##### Material for this exercise #####
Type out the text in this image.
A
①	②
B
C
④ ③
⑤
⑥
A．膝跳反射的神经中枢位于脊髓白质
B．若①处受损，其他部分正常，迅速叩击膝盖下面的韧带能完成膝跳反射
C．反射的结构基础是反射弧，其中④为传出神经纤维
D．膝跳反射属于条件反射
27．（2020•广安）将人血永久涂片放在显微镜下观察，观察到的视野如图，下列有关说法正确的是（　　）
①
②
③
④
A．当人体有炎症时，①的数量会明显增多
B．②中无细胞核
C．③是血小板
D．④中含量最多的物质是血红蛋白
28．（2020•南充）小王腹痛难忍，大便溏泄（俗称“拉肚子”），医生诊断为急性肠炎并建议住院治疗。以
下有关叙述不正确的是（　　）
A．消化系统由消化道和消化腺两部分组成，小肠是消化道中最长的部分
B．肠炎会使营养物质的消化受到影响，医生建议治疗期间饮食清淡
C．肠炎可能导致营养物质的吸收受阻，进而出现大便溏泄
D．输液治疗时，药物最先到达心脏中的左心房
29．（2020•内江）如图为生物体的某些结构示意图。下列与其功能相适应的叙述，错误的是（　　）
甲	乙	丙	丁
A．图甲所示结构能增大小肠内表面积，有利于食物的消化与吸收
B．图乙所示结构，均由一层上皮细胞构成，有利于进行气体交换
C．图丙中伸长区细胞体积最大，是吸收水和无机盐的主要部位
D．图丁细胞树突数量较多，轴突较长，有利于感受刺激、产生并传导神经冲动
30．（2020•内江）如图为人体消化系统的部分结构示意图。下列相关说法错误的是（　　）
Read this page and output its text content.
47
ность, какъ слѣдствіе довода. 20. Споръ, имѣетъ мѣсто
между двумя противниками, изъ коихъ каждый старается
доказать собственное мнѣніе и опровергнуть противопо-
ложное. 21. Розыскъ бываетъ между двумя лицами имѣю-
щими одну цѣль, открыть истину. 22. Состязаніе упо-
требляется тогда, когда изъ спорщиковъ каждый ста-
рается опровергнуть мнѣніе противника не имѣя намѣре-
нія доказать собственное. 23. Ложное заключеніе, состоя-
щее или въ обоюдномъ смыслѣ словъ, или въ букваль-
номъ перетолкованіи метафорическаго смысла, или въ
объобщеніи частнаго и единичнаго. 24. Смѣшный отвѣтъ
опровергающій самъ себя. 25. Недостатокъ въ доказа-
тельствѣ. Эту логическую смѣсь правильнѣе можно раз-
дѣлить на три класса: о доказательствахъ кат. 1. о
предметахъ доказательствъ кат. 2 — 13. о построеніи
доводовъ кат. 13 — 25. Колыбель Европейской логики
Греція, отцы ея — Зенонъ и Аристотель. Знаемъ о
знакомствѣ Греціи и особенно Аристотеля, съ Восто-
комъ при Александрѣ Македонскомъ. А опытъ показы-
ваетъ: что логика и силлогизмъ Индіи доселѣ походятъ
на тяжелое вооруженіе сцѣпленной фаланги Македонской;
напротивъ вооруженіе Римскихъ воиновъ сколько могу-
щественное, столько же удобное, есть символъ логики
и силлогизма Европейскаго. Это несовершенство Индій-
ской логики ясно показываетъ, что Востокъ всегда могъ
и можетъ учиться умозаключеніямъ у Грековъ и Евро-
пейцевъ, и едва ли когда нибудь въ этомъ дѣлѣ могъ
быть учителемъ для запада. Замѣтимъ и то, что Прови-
#####
**Exercise brief**
Copy every line from the records above that contains the word "опровергнуть".

**Exercise output**
доказать собственное мнѣніе и опровергнуть противопо-
рается опровергнуть мнѣніе противника не имѣя намѣре-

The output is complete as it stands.